▸ **EXERCISE TASK**: Across the data below, how many lines hold "this"? Answer with that number and nothing else.

▸ **SUPPLIED MATERIAL**:

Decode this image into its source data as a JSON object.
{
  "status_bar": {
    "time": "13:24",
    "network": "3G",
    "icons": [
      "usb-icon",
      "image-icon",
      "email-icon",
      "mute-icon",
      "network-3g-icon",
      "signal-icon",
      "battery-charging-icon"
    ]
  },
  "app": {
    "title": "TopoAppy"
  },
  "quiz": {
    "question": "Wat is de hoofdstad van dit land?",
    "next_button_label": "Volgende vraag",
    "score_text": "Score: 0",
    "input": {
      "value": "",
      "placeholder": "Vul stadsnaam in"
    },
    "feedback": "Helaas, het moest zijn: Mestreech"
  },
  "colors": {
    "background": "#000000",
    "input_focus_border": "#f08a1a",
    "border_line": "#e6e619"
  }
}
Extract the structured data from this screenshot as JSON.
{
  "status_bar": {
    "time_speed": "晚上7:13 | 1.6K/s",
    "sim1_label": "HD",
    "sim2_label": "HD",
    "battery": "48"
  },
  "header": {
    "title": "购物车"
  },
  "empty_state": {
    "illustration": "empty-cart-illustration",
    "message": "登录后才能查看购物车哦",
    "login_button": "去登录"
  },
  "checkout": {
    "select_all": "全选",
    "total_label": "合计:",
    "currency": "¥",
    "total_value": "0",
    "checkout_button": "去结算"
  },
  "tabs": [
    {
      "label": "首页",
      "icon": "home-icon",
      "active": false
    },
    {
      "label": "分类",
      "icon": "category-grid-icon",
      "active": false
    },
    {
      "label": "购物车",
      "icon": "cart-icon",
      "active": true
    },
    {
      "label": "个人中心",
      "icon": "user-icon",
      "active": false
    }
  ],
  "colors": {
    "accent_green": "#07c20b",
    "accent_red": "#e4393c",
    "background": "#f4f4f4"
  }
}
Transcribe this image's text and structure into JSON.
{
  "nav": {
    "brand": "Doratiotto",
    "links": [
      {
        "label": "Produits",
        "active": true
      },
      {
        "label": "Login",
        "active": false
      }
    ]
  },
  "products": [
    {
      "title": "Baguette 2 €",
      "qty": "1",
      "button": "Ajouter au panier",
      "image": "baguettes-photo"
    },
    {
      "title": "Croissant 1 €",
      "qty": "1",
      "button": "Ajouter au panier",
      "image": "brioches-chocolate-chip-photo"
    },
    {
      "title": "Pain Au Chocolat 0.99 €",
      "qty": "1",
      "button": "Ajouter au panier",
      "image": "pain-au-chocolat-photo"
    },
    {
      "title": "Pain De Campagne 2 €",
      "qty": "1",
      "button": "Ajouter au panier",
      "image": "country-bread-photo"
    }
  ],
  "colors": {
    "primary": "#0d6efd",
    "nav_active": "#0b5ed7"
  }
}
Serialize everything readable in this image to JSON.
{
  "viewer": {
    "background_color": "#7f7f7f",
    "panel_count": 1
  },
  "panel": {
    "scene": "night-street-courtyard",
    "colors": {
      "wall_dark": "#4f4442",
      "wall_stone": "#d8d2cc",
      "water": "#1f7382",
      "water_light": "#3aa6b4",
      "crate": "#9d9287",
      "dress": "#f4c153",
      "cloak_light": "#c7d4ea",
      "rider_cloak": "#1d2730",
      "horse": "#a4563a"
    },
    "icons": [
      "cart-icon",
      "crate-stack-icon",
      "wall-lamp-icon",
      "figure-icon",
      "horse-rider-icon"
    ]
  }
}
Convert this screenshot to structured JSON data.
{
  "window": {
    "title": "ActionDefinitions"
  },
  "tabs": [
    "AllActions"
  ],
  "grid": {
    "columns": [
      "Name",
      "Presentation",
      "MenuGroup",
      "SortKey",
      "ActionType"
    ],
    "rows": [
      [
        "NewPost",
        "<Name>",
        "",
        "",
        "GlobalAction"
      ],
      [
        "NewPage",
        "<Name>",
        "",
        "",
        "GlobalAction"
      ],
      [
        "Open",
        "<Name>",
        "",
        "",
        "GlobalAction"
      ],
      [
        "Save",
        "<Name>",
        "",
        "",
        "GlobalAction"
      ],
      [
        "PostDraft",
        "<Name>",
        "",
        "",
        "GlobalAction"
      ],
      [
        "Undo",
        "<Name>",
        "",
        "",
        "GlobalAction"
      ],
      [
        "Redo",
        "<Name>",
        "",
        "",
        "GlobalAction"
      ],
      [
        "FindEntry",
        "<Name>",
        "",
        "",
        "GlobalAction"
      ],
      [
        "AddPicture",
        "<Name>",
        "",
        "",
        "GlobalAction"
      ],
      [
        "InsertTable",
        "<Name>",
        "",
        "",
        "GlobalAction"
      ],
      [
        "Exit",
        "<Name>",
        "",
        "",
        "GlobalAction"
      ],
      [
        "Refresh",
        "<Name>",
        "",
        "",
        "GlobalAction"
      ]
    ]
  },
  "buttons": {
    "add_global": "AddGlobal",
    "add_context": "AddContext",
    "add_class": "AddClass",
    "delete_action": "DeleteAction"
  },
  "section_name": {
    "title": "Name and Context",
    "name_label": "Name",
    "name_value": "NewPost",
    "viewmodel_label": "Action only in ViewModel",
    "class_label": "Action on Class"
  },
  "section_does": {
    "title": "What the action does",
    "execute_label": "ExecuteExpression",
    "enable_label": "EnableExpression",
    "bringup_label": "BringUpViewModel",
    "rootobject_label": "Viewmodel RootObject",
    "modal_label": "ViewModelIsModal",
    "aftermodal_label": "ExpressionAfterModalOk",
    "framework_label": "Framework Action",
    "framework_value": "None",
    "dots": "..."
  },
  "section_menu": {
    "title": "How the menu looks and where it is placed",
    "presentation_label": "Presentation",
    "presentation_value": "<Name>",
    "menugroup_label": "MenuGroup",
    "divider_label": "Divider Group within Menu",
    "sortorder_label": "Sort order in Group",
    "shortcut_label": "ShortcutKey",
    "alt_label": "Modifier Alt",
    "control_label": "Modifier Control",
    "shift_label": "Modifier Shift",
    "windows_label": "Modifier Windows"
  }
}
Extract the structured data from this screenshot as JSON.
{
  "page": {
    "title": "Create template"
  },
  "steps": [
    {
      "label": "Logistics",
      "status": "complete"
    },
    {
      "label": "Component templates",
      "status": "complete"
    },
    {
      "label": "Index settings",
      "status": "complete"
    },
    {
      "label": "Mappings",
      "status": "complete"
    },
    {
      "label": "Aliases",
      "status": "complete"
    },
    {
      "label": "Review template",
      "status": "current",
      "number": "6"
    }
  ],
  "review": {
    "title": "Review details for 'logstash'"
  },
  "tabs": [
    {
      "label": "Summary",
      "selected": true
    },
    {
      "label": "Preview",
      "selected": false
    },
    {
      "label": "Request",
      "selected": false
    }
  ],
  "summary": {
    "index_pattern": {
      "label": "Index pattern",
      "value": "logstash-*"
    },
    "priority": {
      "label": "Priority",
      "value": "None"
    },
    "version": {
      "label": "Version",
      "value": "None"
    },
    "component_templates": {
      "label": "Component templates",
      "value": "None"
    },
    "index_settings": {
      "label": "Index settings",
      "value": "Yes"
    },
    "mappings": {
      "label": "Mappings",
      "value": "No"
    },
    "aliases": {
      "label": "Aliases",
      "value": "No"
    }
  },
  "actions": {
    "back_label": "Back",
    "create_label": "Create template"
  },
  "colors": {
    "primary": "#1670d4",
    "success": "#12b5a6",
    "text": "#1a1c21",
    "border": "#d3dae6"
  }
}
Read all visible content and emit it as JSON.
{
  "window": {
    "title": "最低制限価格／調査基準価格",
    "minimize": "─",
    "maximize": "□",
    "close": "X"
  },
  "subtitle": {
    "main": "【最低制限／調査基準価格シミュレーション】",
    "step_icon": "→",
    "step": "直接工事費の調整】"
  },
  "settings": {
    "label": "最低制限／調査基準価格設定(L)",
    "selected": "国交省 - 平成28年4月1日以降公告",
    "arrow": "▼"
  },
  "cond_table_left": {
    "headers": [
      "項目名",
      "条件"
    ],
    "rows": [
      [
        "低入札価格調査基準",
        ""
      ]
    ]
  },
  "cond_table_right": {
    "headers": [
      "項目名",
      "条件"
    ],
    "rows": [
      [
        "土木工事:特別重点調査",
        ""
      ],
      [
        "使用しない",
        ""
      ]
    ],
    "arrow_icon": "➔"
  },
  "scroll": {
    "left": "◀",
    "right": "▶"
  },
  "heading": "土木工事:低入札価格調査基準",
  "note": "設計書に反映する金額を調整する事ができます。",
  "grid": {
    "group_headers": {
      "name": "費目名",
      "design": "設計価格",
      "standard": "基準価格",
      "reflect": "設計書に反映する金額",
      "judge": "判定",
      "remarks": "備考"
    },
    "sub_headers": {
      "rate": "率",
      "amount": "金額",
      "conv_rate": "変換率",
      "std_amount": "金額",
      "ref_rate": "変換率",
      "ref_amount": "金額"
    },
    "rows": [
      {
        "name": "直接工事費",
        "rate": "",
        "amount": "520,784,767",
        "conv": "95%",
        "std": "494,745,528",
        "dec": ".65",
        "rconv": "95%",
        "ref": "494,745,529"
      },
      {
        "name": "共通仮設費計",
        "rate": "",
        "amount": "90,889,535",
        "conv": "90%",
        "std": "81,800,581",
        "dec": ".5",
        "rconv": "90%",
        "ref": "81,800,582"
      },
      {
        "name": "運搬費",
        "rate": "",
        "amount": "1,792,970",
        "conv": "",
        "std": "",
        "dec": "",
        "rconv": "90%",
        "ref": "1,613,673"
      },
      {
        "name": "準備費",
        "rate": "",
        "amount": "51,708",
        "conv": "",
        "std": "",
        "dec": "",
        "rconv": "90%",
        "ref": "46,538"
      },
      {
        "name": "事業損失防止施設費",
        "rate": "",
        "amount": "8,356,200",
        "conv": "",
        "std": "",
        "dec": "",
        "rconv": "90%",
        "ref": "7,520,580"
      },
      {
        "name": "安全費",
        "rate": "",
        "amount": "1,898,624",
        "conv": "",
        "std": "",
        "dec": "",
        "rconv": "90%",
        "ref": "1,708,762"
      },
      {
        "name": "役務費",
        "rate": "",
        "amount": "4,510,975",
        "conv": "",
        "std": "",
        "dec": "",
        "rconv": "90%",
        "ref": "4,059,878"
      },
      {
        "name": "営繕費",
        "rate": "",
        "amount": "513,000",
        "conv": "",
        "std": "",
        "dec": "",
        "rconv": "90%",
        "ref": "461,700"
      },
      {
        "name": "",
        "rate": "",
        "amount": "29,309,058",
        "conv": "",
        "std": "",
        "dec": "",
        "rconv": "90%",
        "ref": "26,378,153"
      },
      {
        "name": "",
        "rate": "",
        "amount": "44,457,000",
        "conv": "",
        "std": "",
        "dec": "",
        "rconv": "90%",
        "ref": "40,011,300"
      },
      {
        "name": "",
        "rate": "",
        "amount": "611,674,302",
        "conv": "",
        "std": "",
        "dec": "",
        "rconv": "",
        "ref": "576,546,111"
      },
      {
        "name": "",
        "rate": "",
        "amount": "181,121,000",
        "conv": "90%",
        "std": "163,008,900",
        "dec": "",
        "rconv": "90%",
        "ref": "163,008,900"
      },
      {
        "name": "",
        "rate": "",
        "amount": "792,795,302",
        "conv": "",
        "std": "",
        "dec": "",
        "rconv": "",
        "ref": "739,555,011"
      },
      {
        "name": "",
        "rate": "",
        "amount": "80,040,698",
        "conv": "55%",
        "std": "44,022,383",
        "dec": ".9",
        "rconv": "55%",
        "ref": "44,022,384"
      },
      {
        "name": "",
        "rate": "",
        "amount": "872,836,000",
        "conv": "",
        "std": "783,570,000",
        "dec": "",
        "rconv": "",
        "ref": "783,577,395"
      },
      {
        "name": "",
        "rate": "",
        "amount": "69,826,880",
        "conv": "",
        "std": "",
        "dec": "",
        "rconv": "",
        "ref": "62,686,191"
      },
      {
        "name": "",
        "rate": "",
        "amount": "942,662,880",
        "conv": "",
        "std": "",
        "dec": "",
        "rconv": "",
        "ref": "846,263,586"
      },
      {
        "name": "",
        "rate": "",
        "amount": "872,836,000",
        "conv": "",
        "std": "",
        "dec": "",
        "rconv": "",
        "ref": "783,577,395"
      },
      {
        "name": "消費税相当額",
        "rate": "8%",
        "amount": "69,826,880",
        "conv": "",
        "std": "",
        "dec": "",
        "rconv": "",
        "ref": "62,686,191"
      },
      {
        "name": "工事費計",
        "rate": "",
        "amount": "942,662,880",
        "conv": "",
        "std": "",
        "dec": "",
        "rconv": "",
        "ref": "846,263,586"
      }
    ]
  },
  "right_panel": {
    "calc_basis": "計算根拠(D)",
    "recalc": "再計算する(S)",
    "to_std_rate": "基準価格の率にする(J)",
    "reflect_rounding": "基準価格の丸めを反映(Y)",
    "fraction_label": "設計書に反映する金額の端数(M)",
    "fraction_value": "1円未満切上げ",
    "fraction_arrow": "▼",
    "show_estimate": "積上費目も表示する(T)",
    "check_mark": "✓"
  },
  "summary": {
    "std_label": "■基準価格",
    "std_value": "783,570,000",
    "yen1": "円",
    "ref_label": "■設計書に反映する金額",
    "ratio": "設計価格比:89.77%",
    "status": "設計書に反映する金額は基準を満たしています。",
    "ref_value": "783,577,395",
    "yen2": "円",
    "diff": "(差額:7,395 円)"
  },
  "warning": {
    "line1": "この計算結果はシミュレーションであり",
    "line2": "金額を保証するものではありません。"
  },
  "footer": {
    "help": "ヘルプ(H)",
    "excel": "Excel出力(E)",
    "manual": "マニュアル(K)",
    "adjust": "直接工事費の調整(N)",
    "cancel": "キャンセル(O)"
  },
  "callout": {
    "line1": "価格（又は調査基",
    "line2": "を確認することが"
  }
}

▸ **EXERCISE OUTPUT**: 6